Repeat the material exactly, leaving nothing out.
-- Begin --
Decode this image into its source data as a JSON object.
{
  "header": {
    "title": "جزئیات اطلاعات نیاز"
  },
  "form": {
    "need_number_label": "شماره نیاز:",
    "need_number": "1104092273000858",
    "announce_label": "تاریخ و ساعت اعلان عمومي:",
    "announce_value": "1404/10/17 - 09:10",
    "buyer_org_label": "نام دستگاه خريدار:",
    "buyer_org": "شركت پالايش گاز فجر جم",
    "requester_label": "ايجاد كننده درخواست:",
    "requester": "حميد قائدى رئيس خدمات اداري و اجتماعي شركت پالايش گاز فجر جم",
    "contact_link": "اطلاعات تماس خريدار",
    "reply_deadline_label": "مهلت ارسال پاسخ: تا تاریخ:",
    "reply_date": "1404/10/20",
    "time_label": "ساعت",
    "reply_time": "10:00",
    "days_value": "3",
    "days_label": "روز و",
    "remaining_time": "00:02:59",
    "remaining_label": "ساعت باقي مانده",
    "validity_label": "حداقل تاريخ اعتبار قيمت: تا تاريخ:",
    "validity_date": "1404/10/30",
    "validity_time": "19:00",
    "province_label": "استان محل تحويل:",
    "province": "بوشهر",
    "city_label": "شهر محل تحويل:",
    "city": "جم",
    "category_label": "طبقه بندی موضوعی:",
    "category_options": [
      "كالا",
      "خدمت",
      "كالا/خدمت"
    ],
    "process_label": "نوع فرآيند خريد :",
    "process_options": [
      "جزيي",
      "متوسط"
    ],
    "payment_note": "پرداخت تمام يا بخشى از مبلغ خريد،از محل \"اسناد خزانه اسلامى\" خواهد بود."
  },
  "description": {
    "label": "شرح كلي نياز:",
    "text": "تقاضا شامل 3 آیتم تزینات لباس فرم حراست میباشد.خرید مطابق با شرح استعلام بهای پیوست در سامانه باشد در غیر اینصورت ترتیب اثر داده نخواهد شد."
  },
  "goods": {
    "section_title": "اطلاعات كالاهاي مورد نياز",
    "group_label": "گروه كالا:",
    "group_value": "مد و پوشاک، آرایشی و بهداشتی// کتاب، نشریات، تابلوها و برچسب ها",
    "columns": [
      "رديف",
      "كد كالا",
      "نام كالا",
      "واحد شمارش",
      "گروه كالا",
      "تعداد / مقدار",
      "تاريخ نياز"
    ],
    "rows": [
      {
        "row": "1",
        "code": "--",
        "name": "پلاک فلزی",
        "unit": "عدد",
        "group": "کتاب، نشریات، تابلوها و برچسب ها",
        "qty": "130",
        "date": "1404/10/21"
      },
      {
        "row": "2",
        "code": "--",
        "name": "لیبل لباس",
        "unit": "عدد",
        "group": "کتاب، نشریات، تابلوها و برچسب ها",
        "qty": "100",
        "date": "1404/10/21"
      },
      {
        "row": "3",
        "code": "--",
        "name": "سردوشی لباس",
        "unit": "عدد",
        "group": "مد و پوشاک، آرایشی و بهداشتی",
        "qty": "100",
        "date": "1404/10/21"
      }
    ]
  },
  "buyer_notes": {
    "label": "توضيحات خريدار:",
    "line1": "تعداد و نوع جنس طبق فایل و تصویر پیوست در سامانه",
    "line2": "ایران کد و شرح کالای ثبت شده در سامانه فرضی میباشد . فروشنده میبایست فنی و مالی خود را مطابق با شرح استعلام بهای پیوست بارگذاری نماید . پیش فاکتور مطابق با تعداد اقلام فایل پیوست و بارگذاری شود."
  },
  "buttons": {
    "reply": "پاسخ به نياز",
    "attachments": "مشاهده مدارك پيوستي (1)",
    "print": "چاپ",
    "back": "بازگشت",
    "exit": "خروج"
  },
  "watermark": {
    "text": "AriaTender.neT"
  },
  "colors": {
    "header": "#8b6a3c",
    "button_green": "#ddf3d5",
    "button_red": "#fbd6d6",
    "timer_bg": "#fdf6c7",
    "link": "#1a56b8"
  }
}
-- End --
● **Answer to the exercise**:
Decode this image into its source data as a JSON object.
{
  "header": {
    "title": "جزئیات اطلاعات نیاز"
  },
  "form": {
    "need_number_label": "شماره نیاز:",
    "need_number": "1104092273000858",
    "announce_label": "تاریخ و ساعت اعلان عمومي:",
    "announce_value": "1404/10/17 - 09:10",
    "buyer_org_label": "نام دستگاه خريدار:",
    "buyer_org": "شركت پالايش گاز فجر جم",
    "requester_label": "ايجاد كننده درخواست:",
    "requester": "حميد قائدى رئيس خدمات اداري و اجتماعي شركت پالايش گاز فجر جم",
    "contact_link": "اطلاعات تماس خريدار",
    "reply_deadline_label": "مهلت ارسال پاسخ: تا تاریخ:",
    "reply_date": "1404/10/20",
    "time_label": "ساعت",
    "reply_time": "10:00",
    "days_value": "3",
    "days_label": "روز و",
    "remaining_time": "00:02:59",
    "remaining_label": "ساعت باقي مانده",
    "validity_label": "حداقل تاريخ اعتبار قيمت: تا تاريخ:",
    "validity_date": "1404/10/30",
    "validity_time": "19:00",
    "province_label": "استان محل تحويل:",
    "province": "بوشهر",
    "city_label": "شهر محل تحويل:",
    "city": "جم",
    "category_label": "طبقه بندی موضوعی:",
    "category_options": [
      "كالا",
      "خدمت",
      "كالا/خدمت"
    ],
    "process_label": "نوع فرآيند خريد :",
    "process_options": [
      "جزيي",
      "متوسط"
    ],
    "payment_note": "پرداخت تمام يا بخشى از مبلغ خريد،از محل \"اسناد خزانه اسلامى\" خواهد بود."
  },
  "description": {
    "label": "شرح كلي نياز:",
    "text": "تقاضا شامل 3 آیتم تزینات لباس فرم حراست میباشد.خرید مطابق با شرح استعلام بهای پیوست در سامانه باشد در غیر اینصورت ترتیب اثر داده نخواهد شد."
  },
  "goods": {
    "section_title": "اطلاعات كالاهاي مورد نياز",
    "group_label": "گروه كالا:",
    "group_value": "مد و پوشاک، آرایشی و بهداشتی// کتاب، نشریات، تابلوها و برچسب ها",
    "columns": [
      "رديف",
      "كد كالا",
      "نام كالا",
      "واحد شمارش",
      "گروه كالا",
      "تعداد / مقدار",
      "تاريخ نياز"
    ],
    "rows": [
      {
        "row": "1",
        "code": "--",
        "name": "پلاک فلزی",
        "unit": "عدد",
        "group": "کتاب، نشریات، تابلوها و برچسب ها",
        "qty": "130",
        "date": "1404/10/21"
      },
      {
        "row": "2",
        "code": "--",
        "name": "لیبل لباس",
        "unit": "عدد",
        "group": "کتاب، نشریات، تابلوها و برچسب ها",
        "qty": "100",
        "date": "1404/10/21"
      },
      {
        "row": "3",
        "code": "--",
        "name": "سردوشی لباس",
        "unit": "عدد",
        "group": "مد و پوشاک، آرایشی و بهداشتی",
        "qty": "100",
        "date": "1404/10/21"
      }
    ]
  },
  "buyer_notes": {
    "label": "توضيحات خريدار:",
    "line1": "تعداد و نوع جنس طبق فایل و تصویر پیوست در سامانه",
    "line2": "ایران کد و شرح کالای ثبت شده در سامانه فرضی میباشد . فروشنده میبایست فنی و مالی خود را مطابق با شرح استعلام بهای پیوست بارگذاری نماید . پیش فاکتور مطابق با تعداد اقلام فایل پیوست و بارگذاری شود."
  },
  "buttons": {
    "reply": "پاسخ به نياز",
    "attachments": "مشاهده مدارك پيوستي (1)",
    "print": "چاپ",
    "back": "بازگشت",
    "exit": "خروج"
  },
  "watermark": {
    "text": "AriaTender.neT"
  },
  "colors": {
    "header": "#8b6a3c",
    "button_green": "#ddf3d5",
    "button_red": "#fbd6d6",
    "timer_bg": "#fdf6c7",
    "link": "#1a56b8"
  }
}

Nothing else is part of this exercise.